▶ _DO THIS_
Gather all lines with "děti" from the records.

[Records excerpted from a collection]
◆ ◆ ◆

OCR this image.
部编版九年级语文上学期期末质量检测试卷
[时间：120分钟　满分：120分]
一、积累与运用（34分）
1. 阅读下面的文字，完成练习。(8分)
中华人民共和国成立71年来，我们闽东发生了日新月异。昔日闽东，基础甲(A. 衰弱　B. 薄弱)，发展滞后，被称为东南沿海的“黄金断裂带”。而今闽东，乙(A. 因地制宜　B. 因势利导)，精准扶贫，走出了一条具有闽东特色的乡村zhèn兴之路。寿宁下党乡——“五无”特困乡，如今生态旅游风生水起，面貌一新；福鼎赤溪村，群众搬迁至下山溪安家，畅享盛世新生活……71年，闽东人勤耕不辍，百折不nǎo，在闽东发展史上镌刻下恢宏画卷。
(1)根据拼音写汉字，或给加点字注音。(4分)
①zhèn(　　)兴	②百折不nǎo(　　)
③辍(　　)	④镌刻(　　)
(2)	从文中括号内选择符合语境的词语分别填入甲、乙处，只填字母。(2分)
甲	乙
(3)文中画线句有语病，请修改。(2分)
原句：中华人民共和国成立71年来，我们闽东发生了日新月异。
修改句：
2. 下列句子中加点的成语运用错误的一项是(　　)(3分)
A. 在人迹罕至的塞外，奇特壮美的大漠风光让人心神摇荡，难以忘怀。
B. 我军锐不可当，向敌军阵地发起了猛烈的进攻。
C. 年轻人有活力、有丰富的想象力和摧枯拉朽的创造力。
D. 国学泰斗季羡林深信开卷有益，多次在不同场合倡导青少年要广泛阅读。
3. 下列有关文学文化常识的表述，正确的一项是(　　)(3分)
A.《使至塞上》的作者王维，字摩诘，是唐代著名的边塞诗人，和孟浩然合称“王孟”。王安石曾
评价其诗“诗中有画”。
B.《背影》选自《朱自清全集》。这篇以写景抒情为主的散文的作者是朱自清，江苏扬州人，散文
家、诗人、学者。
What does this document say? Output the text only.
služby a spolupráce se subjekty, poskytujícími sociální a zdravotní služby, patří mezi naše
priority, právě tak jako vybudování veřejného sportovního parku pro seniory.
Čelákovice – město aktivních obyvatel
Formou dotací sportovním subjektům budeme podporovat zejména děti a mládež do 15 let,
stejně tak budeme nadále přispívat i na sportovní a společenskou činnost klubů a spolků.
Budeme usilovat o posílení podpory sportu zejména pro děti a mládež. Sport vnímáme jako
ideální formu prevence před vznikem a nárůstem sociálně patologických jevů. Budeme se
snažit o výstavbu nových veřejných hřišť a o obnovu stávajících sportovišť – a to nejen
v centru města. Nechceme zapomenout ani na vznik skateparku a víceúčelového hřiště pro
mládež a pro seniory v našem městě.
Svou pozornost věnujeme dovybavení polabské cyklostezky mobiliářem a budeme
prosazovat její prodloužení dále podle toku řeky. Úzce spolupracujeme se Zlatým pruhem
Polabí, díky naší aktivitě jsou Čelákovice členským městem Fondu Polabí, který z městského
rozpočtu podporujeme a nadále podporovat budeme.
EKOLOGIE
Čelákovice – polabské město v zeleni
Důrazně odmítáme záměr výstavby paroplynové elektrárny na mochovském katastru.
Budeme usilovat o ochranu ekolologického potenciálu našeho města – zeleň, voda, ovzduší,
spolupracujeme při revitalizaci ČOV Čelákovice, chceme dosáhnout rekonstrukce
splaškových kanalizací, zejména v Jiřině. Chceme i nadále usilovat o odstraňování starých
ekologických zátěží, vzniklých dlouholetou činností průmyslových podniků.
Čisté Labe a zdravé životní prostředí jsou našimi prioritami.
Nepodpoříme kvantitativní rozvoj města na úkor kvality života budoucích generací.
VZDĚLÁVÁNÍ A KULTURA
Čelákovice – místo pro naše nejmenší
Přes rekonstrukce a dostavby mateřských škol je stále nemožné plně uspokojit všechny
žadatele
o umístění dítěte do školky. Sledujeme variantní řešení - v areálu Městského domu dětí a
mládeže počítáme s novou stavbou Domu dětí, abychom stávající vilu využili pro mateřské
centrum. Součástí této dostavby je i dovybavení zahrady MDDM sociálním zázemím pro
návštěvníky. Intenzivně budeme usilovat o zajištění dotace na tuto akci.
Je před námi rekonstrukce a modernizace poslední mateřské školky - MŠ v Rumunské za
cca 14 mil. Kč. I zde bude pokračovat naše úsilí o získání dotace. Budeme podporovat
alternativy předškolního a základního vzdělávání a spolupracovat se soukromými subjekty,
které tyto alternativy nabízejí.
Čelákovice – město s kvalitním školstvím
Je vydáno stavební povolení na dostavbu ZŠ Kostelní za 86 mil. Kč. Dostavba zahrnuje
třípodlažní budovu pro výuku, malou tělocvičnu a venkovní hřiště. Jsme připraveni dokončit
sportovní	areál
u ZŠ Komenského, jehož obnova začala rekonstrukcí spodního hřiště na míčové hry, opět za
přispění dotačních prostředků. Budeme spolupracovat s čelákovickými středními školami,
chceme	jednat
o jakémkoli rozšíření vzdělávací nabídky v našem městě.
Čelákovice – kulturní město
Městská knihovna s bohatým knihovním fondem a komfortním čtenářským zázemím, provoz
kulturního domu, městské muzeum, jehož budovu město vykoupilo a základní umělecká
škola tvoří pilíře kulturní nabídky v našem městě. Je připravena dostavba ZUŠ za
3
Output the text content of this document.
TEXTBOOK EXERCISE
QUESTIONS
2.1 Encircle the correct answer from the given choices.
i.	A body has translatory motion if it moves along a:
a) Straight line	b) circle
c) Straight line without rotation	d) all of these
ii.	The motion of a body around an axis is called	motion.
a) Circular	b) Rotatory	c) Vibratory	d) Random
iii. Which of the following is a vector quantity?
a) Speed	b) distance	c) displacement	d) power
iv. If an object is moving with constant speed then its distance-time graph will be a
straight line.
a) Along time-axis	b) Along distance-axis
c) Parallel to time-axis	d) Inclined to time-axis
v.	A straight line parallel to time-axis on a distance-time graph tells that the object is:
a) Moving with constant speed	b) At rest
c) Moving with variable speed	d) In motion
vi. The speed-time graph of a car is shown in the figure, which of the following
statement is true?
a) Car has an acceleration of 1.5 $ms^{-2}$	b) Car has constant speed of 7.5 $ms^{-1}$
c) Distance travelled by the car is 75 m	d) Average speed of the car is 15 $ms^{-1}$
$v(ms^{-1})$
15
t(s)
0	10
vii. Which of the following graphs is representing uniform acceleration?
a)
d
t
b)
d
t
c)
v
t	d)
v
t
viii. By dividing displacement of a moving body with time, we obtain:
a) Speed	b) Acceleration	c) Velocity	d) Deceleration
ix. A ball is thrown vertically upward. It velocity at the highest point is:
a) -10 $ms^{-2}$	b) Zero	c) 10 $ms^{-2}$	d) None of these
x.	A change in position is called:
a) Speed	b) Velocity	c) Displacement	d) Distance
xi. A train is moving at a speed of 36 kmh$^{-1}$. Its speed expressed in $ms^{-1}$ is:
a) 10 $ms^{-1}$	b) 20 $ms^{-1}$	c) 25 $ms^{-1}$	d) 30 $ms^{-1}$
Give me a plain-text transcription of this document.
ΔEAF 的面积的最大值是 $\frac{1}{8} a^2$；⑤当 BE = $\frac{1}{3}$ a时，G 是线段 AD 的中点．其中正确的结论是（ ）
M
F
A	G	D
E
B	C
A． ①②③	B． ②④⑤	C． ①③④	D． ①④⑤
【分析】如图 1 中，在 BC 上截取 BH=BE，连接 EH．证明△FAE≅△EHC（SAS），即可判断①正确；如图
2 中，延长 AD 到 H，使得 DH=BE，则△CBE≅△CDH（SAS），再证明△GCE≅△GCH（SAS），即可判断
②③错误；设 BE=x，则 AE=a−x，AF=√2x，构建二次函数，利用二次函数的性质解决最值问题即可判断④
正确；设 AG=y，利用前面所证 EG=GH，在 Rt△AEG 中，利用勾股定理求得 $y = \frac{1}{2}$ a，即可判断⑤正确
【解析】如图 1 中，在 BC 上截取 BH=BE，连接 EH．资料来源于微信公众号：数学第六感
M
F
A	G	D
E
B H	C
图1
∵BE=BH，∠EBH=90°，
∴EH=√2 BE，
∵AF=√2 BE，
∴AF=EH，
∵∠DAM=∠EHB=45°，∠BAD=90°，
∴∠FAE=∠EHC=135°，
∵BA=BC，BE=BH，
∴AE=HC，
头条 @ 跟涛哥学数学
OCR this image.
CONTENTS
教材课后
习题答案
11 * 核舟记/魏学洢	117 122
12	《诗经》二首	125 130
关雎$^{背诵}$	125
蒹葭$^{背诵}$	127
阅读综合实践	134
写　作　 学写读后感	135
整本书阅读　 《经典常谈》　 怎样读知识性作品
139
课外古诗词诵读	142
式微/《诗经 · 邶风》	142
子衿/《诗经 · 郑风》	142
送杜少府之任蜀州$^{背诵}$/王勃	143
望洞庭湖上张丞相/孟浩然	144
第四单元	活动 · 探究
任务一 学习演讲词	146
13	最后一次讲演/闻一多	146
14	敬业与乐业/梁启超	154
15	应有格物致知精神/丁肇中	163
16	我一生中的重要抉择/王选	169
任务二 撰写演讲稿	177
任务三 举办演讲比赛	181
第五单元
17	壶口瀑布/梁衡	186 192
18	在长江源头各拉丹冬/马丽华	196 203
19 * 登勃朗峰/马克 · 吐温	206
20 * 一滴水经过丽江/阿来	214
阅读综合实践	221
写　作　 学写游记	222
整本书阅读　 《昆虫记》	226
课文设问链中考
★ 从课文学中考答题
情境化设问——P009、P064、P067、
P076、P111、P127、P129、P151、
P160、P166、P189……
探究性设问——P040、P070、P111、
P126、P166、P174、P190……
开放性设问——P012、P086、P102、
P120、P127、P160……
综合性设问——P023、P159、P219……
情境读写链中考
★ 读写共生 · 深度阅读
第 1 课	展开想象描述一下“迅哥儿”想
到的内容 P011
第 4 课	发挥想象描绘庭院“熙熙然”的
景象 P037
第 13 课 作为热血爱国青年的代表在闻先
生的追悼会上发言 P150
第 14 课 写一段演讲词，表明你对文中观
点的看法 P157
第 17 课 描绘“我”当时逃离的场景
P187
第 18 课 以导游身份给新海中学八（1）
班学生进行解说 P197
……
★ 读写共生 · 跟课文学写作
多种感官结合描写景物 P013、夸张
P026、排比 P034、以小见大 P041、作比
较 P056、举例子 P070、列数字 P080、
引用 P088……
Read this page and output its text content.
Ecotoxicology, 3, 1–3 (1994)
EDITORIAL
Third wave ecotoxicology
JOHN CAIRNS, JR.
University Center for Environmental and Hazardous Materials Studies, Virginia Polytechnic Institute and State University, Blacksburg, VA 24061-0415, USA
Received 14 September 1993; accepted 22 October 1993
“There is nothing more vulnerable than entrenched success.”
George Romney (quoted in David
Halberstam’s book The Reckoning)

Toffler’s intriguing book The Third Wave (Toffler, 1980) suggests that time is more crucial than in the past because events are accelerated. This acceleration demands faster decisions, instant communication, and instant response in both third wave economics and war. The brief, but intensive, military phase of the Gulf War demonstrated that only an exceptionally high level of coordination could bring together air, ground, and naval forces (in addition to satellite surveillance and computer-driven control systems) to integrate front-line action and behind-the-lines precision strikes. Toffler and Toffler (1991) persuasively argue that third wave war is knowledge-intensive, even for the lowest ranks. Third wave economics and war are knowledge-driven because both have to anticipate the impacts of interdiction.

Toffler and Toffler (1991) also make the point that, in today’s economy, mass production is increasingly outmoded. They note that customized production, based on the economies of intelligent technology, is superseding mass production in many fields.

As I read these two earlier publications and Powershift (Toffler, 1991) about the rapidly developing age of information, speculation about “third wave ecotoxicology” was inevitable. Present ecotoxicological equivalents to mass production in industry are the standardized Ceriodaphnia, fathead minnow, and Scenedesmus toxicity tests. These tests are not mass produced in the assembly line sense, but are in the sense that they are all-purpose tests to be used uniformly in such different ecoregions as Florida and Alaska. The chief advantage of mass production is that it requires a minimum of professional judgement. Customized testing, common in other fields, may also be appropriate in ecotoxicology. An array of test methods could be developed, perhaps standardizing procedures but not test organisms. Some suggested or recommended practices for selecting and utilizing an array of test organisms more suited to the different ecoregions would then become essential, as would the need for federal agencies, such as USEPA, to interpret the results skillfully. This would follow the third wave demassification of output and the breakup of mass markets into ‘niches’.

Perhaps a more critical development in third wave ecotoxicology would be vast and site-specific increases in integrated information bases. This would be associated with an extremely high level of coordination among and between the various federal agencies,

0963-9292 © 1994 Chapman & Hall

◆ ◆ ◆

▶ _TASK OUTPUT_
Formou dotací sportovním subjektům budeme podporovat zejména děti a mládež do 15 let,
Budeme usilovat o posílení podpory sportu zejména pro děti a mládež. Sport vnímáme jako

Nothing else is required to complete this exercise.